• WHAT YOU NEED TO DO:
Look at each line of the records and count those with "ರಣಗಳ" in them. Please answer with the count alone.

• PROVIDED DATA:
══════

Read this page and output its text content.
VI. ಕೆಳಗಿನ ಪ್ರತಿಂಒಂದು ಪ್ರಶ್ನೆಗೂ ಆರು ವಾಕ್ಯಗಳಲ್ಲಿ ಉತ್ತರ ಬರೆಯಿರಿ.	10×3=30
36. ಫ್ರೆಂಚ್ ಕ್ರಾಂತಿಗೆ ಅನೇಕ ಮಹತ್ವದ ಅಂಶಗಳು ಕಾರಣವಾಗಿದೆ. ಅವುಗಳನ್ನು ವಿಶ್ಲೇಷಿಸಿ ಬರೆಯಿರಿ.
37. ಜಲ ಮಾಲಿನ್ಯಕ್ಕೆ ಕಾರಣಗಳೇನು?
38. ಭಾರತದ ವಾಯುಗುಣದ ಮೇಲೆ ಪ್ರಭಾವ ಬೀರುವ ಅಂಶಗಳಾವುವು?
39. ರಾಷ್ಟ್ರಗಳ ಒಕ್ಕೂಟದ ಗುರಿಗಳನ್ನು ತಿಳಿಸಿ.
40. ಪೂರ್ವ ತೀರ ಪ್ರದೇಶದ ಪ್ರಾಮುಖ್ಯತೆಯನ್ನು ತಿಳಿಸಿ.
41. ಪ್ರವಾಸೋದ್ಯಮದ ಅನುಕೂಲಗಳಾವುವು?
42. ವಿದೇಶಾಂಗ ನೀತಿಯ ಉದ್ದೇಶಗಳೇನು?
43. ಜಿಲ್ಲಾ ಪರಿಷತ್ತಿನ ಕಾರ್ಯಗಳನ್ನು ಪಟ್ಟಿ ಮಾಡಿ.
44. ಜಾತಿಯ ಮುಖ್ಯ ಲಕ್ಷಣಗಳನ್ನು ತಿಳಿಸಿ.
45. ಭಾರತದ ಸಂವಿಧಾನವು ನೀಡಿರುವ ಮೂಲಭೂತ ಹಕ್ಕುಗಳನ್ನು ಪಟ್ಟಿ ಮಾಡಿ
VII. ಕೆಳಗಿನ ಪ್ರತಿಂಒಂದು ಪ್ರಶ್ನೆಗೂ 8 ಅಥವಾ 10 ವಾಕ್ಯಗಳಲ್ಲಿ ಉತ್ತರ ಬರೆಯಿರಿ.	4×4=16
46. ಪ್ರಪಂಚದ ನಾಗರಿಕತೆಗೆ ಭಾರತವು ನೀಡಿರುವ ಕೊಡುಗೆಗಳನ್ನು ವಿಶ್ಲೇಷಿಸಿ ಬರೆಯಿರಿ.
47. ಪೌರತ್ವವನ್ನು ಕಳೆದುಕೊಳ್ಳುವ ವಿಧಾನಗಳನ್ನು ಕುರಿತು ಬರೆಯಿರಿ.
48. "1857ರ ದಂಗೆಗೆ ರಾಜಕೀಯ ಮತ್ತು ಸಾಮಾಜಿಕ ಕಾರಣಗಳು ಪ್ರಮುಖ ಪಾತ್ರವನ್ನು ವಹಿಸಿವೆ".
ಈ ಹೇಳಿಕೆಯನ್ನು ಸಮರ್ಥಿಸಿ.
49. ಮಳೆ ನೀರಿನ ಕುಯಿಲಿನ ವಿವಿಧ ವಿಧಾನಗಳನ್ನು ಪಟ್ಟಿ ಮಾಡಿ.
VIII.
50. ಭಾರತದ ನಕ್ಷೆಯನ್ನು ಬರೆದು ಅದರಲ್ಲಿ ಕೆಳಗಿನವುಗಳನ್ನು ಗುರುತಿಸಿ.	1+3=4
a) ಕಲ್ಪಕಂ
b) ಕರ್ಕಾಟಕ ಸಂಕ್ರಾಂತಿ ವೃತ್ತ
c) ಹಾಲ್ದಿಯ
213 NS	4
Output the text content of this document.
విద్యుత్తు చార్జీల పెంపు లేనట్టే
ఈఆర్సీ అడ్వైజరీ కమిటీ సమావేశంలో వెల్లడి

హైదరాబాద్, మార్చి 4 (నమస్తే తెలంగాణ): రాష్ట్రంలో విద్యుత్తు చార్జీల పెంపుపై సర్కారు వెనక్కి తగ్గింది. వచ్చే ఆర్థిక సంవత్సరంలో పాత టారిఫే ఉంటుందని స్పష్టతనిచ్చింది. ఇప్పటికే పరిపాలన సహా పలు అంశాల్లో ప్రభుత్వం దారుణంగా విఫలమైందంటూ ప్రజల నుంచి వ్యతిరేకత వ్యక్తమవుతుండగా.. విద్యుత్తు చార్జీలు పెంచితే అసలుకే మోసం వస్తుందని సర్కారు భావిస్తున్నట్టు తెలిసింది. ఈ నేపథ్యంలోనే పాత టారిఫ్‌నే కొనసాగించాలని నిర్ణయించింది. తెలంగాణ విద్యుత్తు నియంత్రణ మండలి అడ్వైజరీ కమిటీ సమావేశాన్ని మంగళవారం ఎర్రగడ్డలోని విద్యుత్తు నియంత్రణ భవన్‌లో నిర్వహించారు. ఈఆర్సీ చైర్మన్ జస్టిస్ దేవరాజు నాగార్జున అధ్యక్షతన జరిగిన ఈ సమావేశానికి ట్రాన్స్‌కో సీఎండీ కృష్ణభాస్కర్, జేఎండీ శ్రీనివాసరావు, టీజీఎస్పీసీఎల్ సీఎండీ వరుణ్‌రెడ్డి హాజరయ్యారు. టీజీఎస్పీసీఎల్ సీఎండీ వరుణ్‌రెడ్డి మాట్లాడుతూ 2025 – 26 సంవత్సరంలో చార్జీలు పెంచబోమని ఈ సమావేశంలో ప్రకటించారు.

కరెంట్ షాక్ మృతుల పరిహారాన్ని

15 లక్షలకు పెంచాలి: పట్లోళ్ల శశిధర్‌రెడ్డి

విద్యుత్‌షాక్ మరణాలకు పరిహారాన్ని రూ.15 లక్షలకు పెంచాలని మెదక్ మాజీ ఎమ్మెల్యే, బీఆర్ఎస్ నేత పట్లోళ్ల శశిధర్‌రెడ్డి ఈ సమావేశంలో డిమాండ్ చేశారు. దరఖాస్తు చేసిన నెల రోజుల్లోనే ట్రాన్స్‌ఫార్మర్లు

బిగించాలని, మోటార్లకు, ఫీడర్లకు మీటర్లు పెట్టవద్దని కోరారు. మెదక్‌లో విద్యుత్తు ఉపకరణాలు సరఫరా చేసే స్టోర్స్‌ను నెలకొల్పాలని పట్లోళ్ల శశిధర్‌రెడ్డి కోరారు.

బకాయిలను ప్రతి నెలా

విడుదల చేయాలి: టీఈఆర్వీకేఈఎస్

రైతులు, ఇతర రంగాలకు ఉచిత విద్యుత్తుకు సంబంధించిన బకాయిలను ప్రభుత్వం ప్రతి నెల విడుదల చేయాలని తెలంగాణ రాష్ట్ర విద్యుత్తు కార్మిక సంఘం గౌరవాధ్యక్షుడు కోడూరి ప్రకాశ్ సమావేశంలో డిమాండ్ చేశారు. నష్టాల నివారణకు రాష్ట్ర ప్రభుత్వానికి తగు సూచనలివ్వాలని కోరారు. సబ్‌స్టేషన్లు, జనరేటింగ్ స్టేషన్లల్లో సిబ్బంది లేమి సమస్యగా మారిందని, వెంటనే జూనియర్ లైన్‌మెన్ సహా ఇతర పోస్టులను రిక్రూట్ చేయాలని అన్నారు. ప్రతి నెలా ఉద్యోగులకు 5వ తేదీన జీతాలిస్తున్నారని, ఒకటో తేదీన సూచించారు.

══════

• WORKED SOLUTION:
2